### LISTING ###

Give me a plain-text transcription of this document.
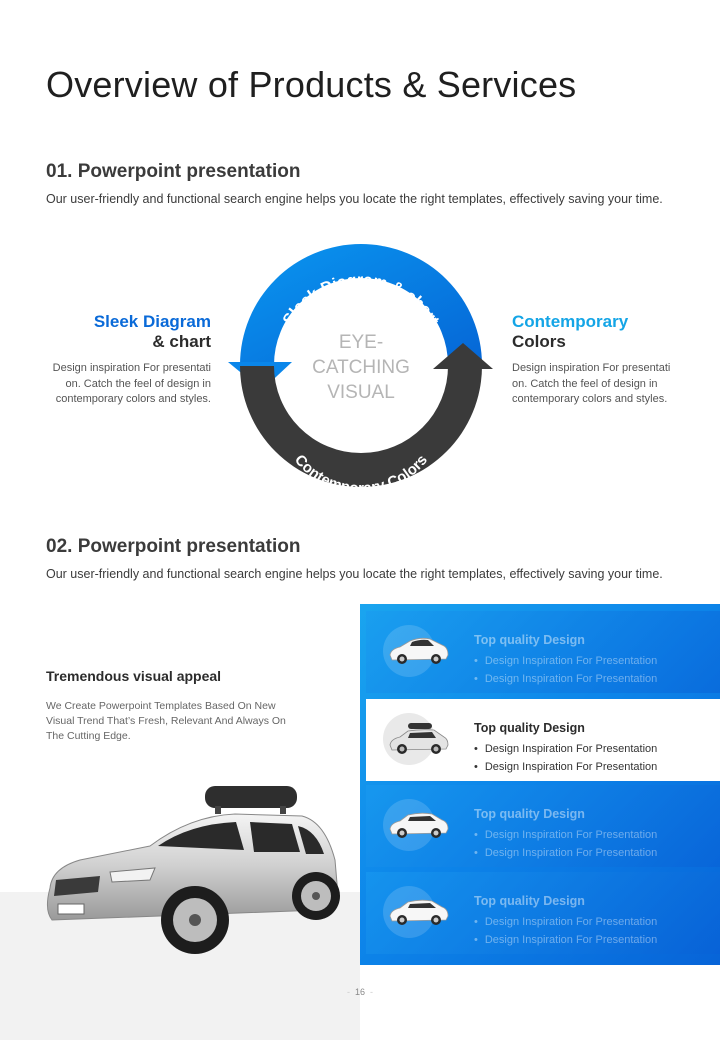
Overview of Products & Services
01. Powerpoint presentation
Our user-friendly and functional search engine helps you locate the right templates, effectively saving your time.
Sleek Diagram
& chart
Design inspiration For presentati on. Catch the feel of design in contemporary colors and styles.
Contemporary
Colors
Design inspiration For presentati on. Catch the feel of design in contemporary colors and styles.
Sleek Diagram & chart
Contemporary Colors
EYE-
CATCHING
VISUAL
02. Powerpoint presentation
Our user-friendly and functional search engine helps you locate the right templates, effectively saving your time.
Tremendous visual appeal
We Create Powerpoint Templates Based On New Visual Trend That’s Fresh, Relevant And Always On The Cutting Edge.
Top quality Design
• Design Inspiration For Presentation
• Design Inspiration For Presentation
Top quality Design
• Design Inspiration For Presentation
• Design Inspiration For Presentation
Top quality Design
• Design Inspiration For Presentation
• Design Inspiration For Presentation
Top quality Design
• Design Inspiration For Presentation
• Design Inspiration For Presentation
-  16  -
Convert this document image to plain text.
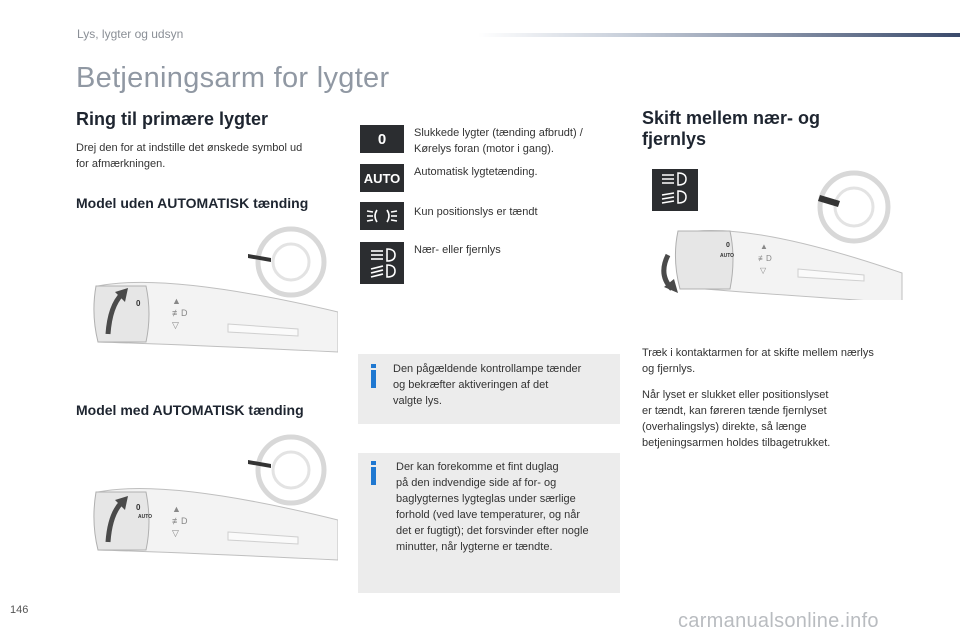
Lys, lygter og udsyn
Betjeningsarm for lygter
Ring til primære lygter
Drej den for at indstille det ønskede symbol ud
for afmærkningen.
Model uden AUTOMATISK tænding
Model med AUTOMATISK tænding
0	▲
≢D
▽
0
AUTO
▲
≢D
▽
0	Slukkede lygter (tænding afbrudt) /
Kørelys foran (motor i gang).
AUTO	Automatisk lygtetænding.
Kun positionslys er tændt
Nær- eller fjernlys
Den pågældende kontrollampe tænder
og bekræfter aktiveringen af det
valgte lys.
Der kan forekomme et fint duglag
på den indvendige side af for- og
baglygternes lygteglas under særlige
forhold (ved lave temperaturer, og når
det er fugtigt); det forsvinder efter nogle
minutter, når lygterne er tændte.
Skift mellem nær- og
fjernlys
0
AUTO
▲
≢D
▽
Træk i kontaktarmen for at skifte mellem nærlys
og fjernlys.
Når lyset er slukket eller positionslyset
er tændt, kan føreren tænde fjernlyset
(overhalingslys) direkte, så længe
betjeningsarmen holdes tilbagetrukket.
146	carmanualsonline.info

###

■ WHAT IS BEING ASKED
Find every line that has "document" in it, then return those lines.

■ RESPONSE
Give me a plain-text transcription of this document.
Convert this document image to plain text.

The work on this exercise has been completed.